*DOCUMENT*:
◇ ◇ ◇ ◇
When it was damaged in the flooding from Hurricane Harvey, Davis thought it was lost forever. The dress ended up on the trash pile outside her Houston home.
"I had always wanted my daughters or granddaughters at some point to wear my wedding dress, so I said, 'OK, that's over with.'"
After having second thoughts about throwing the dress away, Davis sent one of her daughters out to look for the discarded dress. Sadly, it was nowhere to be found. That's because a neighbor, Monica Modelska, had spotted the stained dress and saved it from the trash pile with the intention of preserving it.
"My friend and I were kind of going through the neighborhood. Looking around, looking at all the devastation and all the furniture strewn about," Modelska said to KHOU. "For me, that dress could be in a museum or it could go to Houston Community College to teach future students about dressmaking," she said.
◇ ◇ ◇ ◇
*INSTRUCTION 1*: Can you transcribe the whole wedding dress story word for word?
The wedding dress story and the records are unrelated material.

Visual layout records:
◇ ◇ ◇ ◇
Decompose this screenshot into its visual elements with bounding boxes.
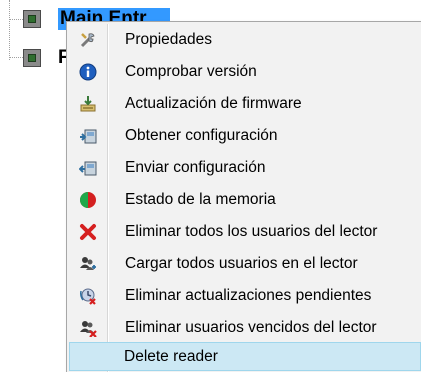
firmware-update-icon	[79, 95, 97, 113]
menu-item-label: Obtener configuración	[125, 127, 278, 144]
menu-item-actualizacion-firmware[interactable]: Actualización de firmware	[69, 89, 421, 118]
menu-item-label: Eliminar todos los usuarios del lector	[125, 223, 378, 240]
menu-item-eliminar-actualizaciones[interactable]: Eliminar actualizaciones pendientes	[69, 281, 421, 310]
context-menu: Propiedades Comprobar versión Actualizac…	[66, 21, 421, 372]
menu-item-cargar-usuarios[interactable]: Cargar todos usuarios en el lector	[69, 249, 421, 278]
get-config-icon	[79, 127, 97, 145]
send-config-icon	[79, 159, 97, 177]
menu-item-label: Delete reader	[124, 348, 218, 365]
menu-item-eliminar-usuarios-vencidos[interactable]: Eliminar usuarios vencidos del lector	[69, 313, 421, 342]
menu-item-label: Eliminar usuarios vencidos del lector	[125, 319, 377, 336]
menu-item-label: Comprobar versión	[125, 63, 257, 80]
menu-item-estado-memoria[interactable]: Estado de la memoria	[69, 185, 421, 214]
menu-item-label: Estado de la memoria	[125, 191, 276, 208]
menu-item-comprobar-version[interactable]: Comprobar versión	[69, 57, 421, 86]
device-icon	[23, 10, 41, 28]
menu-item-delete-reader[interactable]: Delete reader	[69, 342, 421, 371]
red-x-icon	[79, 223, 97, 241]
info-icon	[79, 63, 97, 81]
tools-icon	[79, 31, 97, 49]
menu-item-obtener-configuracion[interactable]: Obtener configuración	[69, 121, 421, 150]
menu-item-eliminar-todos-usuarios[interactable]: Eliminar todos los usuarios del lector	[69, 217, 421, 246]
users-load-icon	[79, 255, 97, 273]
menu-item-label: Enviar configuración	[125, 159, 266, 176]
users-remove-icon	[79, 319, 97, 337]
menu-item-propiedades[interactable]: Propiedades	[69, 25, 421, 54]
menu-item-enviar-configuracion[interactable]: Enviar configuración	[69, 153, 421, 182]
memory-pie-icon	[79, 191, 97, 209]
device-icon	[23, 49, 41, 67]
menu-item-label: Actualización de firmware	[125, 95, 302, 112]
remove-pending-icon	[79, 287, 97, 305]
menu-item-label: Propiedades	[125, 31, 213, 48]
menu-item-label: Eliminar actualizaciones pendientes	[125, 287, 372, 304]
tree-connector	[9, 0, 10, 60]
menu-item-label: Cargar todos usuarios en el lector	[125, 255, 358, 272]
◇ ◇ ◇ ◇
*INSTRUCTION 2*: In the records, can you rewrite the lines starting at the one containing "95, 97, 113]" and ending at the one containing "313, 421, 342]", replacing "menu-item-label" with "menu-label" and keeping everything else the same? Return only those lines.

*RESULT 1*:
When it was damaged in the flooding from Hurricane Harvey, Davis thought it was lost forever. The dress ended up on the trash pile outside her Houston home.
"I had always wanted my daughters or granddaughters at some point to wear my wedding dress, so I said, 'OK, that's over with.'"
After having second thoughts about throwing the dress away, Davis sent one of her daughters out to look for the discarded dress. Sadly, it was nowhere to be found. That's because a neighbor, Monica Modelska, had spotted the stained dress and saved it from the trash pile with the intention of preserving it.
"My friend and I were kind of going through the neighborhood. Looking around, looking at all the devastation and all the furniture strewn about," Modelska said to KHOU. "For me, that dress could be in a museum or it could go to Houston Community College to teach future students about dressmaking," she said.

*RESULT 2*:
firmware-update-icon	[79, 95, 97, 113]
menu-label: Obtener configuración	[125, 127, 278, 144]
menu-item-actualizacion-firmware[interactable]: Actualización de firmware	[69, 89, 421, 118]
menu-label: Eliminar todos los usuarios del lector	[125, 223, 378, 240]
menu-item-eliminar-actualizaciones[interactable]: Eliminar actualizaciones pendientes	[69, 281, 421, 310]
context-menu: Propiedades Comprobar versión Actualizac…	[66, 21, 421, 372]
menu-item-cargar-usuarios[interactable]: Cargar todos usuarios en el lector	[69, 249, 421, 278]
get-config-icon	[79, 127, 97, 145]
send-config-icon	[79, 159, 97, 177]
menu-label: Delete reader	[124, 348, 218, 365]
menu-item-eliminar-usuarios-vencidos[interactable]: Eliminar usuarios vencidos del lector	[69, 313, 421, 342]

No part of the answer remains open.